WHAT YOU SHOULD DO ▸ Write out all the entries word for word, but skip any images.

:: MATERIAL

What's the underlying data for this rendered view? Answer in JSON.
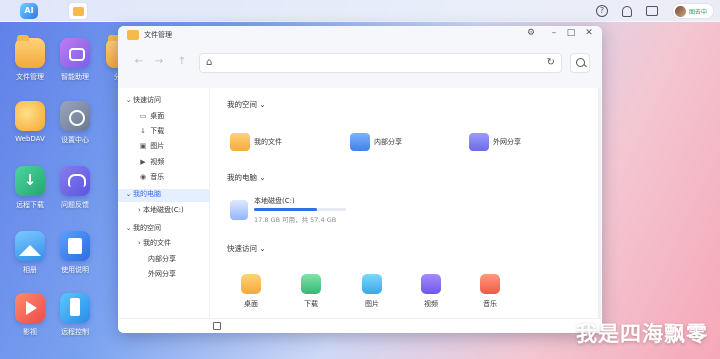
{
  "taskbar": {
    "logo_text": "AI",
    "user_status": "图去中"
  },
  "desktop_icons": [
    {
      "label": "文件管理"
    },
    {
      "label": "智能助理"
    },
    {
      "label": "分享"
    },
    {
      "label": "WebDAV"
    },
    {
      "label": "设置中心"
    },
    {
      "label": "远程下载"
    },
    {
      "label": "问题反馈"
    },
    {
      "label": "相册"
    },
    {
      "label": "使用说明"
    },
    {
      "label": "影视"
    },
    {
      "label": "远程控制"
    }
  ],
  "window": {
    "title": "文件管理",
    "sidebar": {
      "quick_access": "快速访问",
      "quick_items": [
        "桌面",
        "下载",
        "图片",
        "视频",
        "音乐"
      ],
      "my_computer": "我的电脑",
      "local_disk": "本地磁盘(C:)",
      "my_space": "我的空间",
      "my_files": "我的文件",
      "lan_share": "内部分享",
      "wan_share": "外网分享"
    },
    "main": {
      "my_space_title": "我的空间",
      "my_space_items": [
        "我的文件",
        "内部分享",
        "外网分享"
      ],
      "my_computer_title": "我的电脑",
      "disk_name": "本地磁盘(C:)",
      "disk_info": "17.8 GB 可用，共 57.4 GB",
      "disk_used_fraction": 0.69,
      "quick_title": "快速访问",
      "quick_items": [
        "桌面",
        "下载",
        "图片",
        "视频",
        "音乐"
      ]
    }
  },
  "watermark": "我是四海飘零"
}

::::

RESULT OF THIS EXERCISE ▸
What's the underlying data for this rendered view? Answer in JSON.
{
  "taskbar": {
    "logo_text": "AI",
    "user_status": "图去中"
  },
  "desktop_icons": [
    {
      "label": "文件管理"
    },
    {
      "label": "智能助理"
    },
    {
      "label": "分享"
    },
    {
      "label": "WebDAV"
    },
    {
      "label": "设置中心"
    },
    {
      "label": "远程下载"
    },
    {
      "label": "问题反馈"
    },
    {
      "label": "相册"
    },
    {
      "label": "使用说明"
    },
    {
      "label": "影视"
    },
    {
      "label": "远程控制"
    }
  ],
  "window": {
    "title": "文件管理",
    "sidebar": {
      "quick_access": "快速访问",
      "quick_items": [
        "桌面",
        "下载",
        "图片",
        "视频",
        "音乐"
      ],
      "my_computer": "我的电脑",
      "local_disk": "本地磁盘(C:)",
      "my_space": "我的空间",
      "my_files": "我的文件",
      "lan_share": "内部分享",
      "wan_share": "外网分享"
    },
    "main": {
      "my_space_title": "我的空间",
      "my_space_items": [
        "我的文件",
        "内部分享",
        "外网分享"
      ],
      "my_computer_title": "我的电脑",
      "disk_name": "本地磁盘(C:)",
      "disk_info": "17.8 GB 可用，共 57.4 GB",
      "disk_used_fraction": 0.69,
      "quick_title": "快速访问",
      "quick_items": [
        "桌面",
        "下载",
        "图片",
        "视频",
        "音乐"
      ]
    }
  },
  "watermark": "我是四海飘零"
}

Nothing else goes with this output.